Recorded data:
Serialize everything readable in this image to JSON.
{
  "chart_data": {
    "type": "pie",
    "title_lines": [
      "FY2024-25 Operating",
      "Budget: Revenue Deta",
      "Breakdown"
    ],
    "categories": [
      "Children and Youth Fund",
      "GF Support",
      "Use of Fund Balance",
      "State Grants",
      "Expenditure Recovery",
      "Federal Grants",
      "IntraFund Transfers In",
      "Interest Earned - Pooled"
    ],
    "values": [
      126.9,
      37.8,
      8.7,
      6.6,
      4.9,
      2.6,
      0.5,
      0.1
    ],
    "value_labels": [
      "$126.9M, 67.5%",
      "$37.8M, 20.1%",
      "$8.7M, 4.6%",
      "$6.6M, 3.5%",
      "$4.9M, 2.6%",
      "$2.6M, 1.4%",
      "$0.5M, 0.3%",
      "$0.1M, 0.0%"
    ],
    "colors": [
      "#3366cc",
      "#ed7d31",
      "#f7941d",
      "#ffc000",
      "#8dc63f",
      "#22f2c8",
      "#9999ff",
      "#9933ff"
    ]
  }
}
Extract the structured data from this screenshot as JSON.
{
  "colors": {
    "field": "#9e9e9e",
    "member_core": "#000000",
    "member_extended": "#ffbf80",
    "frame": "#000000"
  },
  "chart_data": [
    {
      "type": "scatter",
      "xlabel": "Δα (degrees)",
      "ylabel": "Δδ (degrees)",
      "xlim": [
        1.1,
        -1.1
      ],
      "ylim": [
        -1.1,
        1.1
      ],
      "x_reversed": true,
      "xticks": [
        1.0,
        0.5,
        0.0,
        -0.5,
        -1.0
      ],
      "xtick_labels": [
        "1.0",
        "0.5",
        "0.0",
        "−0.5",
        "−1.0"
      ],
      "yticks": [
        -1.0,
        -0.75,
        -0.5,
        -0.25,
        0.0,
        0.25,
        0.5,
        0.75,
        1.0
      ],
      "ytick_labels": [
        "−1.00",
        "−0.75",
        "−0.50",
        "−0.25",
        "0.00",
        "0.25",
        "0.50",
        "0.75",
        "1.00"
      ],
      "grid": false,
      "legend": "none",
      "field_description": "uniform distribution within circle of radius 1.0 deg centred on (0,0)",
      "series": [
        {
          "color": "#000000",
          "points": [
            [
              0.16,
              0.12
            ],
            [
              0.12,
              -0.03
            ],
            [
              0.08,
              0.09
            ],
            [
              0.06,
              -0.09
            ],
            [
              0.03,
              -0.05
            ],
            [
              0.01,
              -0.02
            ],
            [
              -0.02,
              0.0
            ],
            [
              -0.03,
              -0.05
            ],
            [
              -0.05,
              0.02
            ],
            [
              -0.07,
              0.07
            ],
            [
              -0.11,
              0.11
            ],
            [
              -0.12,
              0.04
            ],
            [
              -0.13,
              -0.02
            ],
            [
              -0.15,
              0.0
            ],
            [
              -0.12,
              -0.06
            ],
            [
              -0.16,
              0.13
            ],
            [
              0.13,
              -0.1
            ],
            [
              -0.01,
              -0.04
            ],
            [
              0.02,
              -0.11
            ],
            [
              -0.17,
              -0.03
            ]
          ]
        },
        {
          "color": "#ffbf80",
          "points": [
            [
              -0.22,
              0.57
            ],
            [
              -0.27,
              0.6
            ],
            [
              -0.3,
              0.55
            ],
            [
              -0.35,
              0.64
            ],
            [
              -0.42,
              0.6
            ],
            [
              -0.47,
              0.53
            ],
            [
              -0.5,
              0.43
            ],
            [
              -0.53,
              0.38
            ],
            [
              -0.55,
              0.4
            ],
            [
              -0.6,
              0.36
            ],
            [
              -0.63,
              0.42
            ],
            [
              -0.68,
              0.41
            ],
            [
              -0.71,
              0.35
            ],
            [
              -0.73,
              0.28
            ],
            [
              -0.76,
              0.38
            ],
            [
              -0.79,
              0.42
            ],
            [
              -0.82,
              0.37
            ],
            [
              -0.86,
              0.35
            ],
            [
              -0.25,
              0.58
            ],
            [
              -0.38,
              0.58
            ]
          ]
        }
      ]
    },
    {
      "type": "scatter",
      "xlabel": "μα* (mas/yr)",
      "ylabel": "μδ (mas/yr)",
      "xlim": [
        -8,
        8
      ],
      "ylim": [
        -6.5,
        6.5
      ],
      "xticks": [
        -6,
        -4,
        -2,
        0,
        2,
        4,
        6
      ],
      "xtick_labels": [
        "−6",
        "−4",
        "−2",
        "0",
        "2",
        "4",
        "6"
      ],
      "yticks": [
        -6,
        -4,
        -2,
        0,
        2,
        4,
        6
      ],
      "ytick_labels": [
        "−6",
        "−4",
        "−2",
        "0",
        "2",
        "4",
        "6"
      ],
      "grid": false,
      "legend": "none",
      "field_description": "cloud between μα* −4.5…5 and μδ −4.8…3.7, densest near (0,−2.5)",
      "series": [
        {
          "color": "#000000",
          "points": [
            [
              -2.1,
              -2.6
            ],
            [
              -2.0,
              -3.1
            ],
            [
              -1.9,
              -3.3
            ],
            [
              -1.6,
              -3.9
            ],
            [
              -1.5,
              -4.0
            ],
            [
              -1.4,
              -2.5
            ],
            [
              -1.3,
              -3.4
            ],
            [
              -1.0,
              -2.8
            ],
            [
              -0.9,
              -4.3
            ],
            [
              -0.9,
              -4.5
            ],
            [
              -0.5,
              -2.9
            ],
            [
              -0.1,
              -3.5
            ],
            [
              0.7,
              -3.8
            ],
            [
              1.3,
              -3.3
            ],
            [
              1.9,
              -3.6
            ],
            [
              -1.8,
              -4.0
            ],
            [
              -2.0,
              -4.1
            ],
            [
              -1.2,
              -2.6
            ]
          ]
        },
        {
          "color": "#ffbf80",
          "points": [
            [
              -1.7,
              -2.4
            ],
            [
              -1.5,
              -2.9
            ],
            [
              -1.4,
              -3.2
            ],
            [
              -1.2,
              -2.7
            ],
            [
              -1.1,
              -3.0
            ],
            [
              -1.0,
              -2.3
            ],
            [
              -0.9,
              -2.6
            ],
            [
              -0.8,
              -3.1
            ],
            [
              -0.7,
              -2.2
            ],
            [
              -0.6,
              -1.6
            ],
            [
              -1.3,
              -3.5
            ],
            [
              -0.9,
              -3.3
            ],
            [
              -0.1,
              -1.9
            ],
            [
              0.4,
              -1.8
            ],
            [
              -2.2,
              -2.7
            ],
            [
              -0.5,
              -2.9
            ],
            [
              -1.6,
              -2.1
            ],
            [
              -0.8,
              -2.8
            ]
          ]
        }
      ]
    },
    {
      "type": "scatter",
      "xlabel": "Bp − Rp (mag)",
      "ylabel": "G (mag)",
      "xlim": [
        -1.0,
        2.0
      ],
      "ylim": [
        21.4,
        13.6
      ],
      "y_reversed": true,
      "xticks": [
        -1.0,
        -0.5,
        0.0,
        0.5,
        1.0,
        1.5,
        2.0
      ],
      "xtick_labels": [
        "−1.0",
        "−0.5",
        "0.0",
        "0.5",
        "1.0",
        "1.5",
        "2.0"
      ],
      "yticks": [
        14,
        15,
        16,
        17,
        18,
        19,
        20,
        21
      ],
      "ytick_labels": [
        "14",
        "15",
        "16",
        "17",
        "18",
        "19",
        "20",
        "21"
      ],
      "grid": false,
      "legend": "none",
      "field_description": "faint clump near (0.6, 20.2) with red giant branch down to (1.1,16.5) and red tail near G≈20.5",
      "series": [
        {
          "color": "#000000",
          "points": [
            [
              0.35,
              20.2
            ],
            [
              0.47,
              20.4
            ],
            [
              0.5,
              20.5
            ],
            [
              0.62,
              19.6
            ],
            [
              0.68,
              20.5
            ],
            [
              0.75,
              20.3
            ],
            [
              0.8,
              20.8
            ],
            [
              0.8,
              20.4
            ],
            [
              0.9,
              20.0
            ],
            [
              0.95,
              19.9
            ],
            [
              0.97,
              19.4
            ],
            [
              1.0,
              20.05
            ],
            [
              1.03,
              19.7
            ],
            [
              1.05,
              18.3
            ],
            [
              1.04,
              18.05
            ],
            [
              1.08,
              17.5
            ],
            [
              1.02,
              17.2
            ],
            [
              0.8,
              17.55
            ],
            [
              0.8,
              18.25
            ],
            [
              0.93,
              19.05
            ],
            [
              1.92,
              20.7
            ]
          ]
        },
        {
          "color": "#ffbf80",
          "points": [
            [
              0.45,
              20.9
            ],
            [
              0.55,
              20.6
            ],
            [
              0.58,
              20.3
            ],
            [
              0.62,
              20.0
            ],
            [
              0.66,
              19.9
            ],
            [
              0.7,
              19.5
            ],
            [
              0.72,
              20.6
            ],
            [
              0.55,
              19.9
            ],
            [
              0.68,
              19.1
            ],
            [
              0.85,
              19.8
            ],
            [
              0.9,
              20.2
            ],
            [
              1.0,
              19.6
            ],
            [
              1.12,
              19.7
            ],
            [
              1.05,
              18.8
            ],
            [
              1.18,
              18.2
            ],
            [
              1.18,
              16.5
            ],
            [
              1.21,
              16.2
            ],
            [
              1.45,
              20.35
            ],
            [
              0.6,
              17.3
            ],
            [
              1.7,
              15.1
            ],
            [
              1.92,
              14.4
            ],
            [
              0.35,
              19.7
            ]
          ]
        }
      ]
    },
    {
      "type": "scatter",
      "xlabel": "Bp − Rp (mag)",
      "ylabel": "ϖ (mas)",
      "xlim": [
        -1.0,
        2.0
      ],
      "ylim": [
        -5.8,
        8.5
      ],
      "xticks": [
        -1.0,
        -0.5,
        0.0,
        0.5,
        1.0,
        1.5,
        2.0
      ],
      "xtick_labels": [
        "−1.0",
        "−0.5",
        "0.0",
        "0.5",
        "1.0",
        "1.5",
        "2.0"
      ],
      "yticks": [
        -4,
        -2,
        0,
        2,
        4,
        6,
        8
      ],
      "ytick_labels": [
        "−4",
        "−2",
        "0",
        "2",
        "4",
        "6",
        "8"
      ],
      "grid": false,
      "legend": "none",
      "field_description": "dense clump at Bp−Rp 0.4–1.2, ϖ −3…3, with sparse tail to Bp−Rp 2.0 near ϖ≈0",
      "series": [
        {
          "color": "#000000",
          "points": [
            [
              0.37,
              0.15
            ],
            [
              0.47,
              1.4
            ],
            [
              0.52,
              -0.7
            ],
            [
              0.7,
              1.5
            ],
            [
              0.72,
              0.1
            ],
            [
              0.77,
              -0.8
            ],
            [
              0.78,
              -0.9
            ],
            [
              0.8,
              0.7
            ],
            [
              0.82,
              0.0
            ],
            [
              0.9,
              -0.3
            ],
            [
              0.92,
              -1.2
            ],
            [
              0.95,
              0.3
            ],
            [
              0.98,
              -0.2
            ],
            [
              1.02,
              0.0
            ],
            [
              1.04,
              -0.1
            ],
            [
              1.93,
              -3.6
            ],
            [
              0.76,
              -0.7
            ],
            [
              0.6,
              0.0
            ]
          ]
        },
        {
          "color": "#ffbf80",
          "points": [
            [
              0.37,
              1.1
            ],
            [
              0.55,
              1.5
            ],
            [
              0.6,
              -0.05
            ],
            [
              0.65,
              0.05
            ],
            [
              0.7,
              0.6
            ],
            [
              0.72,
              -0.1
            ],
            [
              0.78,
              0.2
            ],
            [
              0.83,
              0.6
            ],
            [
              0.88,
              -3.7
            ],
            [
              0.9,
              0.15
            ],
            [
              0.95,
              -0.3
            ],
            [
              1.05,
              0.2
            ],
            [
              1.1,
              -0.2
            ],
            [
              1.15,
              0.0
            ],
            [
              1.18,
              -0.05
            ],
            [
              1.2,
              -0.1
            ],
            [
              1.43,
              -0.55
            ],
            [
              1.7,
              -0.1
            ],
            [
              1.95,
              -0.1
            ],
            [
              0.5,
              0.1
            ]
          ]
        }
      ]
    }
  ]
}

Requirements:
In the entries above, find every line with the word "clump" and list it.

Task result:
      "field_description": "faint clump near (0.6, 20.2) with red giant branch down to (1.1,16.5) and red tail near G≈20.5",
      "field_description": "dense clump at Bp−Rp 0.4–1.2, ϖ −3…3, with sparse tail to Bp−Rp 2.0 near ϖ≈0",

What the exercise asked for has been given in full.